WORK TASK - Every line below that holds the string "subtitle" must be copied.

RECORDS SHOWN -
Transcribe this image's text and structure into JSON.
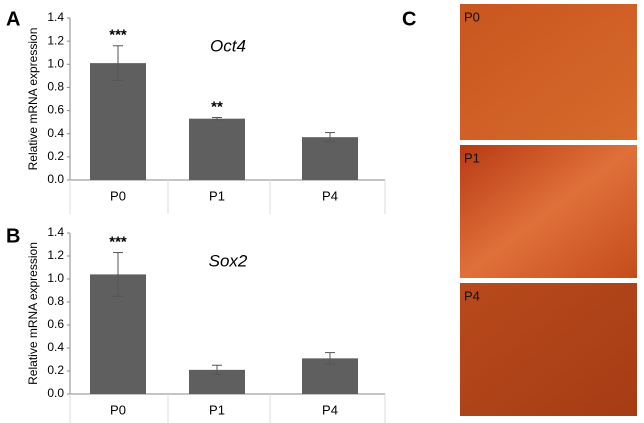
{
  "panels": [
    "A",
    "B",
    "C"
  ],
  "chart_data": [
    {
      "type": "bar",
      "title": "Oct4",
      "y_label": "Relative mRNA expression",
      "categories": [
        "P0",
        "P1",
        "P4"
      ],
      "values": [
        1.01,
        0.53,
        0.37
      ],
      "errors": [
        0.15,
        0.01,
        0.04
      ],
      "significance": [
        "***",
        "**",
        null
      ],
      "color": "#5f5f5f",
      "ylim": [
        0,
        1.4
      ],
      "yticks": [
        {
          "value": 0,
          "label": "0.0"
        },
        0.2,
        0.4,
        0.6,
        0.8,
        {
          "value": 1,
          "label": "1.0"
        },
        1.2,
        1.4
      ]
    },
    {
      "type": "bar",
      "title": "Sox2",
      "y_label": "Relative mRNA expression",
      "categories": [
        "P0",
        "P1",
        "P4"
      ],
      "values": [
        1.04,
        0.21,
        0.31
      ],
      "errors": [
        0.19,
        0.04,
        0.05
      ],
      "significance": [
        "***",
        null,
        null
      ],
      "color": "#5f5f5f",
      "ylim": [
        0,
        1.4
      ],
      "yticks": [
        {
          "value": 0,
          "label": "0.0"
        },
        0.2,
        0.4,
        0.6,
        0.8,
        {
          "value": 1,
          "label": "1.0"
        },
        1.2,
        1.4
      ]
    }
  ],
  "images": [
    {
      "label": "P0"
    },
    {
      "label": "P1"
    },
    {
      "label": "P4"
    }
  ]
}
...
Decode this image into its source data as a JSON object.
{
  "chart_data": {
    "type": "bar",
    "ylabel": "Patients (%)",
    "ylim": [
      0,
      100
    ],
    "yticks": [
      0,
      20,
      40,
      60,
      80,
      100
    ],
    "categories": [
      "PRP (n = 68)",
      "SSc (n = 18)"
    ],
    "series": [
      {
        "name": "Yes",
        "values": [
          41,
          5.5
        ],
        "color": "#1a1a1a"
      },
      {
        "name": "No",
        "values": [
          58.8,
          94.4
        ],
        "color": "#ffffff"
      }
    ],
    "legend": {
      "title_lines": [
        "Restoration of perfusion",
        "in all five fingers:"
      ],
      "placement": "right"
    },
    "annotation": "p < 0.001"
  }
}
* * *
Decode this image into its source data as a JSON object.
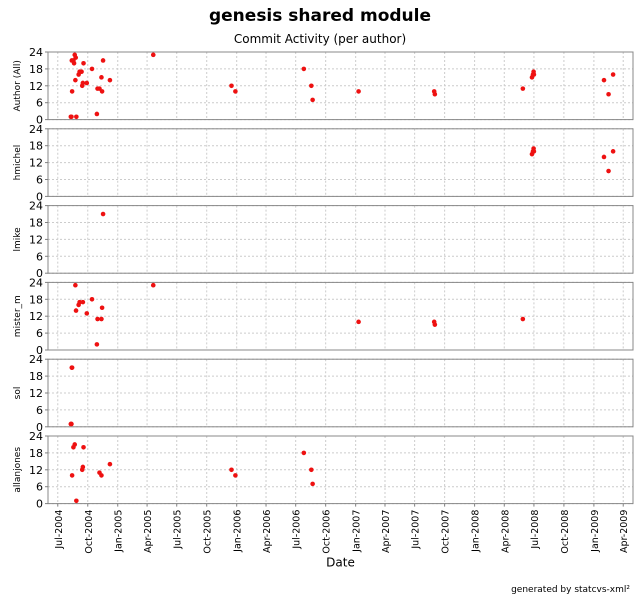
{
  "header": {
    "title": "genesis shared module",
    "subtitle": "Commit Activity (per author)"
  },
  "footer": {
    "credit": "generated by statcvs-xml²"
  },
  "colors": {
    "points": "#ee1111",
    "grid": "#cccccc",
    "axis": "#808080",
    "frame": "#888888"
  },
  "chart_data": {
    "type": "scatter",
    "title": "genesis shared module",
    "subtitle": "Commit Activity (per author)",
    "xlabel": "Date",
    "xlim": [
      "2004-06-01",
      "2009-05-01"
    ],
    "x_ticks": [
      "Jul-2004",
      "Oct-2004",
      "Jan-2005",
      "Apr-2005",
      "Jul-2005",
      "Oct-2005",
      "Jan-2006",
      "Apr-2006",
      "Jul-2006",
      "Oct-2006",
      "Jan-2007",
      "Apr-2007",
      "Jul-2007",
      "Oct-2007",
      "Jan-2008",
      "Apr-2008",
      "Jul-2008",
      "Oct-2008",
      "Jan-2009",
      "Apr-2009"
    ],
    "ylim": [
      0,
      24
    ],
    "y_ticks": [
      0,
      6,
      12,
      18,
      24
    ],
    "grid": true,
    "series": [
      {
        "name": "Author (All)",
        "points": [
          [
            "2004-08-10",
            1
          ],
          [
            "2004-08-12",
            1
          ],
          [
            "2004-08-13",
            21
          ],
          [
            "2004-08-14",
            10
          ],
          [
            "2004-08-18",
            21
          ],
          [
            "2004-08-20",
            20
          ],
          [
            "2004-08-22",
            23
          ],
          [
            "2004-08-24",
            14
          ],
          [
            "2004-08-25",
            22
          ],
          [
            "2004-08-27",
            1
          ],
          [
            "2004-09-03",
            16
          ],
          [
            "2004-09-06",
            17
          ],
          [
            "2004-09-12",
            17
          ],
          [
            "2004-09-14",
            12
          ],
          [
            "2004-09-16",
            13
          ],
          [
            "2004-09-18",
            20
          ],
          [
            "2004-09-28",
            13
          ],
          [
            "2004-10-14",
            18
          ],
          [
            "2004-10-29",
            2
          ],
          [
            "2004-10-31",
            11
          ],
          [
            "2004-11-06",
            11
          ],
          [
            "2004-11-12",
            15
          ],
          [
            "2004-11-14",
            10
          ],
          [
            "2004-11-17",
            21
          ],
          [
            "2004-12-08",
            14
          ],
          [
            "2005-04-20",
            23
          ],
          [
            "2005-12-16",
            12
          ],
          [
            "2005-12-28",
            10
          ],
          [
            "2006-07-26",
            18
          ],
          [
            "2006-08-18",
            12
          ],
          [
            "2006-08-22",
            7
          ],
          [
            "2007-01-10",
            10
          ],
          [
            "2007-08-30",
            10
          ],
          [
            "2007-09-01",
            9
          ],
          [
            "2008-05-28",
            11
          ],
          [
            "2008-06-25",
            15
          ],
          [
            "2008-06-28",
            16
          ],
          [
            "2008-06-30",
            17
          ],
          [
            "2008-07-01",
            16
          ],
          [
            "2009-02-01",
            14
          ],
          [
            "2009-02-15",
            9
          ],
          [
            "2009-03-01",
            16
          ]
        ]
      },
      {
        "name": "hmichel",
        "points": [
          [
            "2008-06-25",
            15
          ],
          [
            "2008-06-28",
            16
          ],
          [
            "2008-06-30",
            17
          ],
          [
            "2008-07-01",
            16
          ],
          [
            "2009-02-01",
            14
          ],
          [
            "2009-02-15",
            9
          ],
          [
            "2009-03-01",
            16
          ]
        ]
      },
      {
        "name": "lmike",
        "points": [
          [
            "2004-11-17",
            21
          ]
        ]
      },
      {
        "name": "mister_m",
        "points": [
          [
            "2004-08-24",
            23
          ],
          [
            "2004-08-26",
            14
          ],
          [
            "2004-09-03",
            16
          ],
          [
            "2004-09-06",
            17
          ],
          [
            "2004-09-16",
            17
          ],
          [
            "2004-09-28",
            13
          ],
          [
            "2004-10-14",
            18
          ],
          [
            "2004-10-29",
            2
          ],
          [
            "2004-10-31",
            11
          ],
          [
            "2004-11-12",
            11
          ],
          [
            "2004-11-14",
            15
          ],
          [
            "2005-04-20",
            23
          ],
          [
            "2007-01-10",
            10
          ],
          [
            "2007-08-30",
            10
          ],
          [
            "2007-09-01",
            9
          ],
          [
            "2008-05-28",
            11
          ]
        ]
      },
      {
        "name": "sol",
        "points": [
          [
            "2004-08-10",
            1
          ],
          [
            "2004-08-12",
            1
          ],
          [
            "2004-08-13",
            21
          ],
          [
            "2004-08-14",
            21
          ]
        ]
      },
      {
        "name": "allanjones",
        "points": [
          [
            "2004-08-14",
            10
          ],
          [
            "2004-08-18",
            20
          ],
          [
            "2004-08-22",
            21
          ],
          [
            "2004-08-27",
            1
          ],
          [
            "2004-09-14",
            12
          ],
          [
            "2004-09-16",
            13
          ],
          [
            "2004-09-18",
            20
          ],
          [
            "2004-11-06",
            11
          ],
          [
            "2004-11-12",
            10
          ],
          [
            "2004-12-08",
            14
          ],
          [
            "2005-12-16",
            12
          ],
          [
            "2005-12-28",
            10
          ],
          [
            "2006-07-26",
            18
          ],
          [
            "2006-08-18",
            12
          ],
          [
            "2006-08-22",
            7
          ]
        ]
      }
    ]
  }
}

EXPECTED ANSWER -
    "subtitle": "Commit Activity (per author)"
    "subtitle": "Commit Activity (per author)",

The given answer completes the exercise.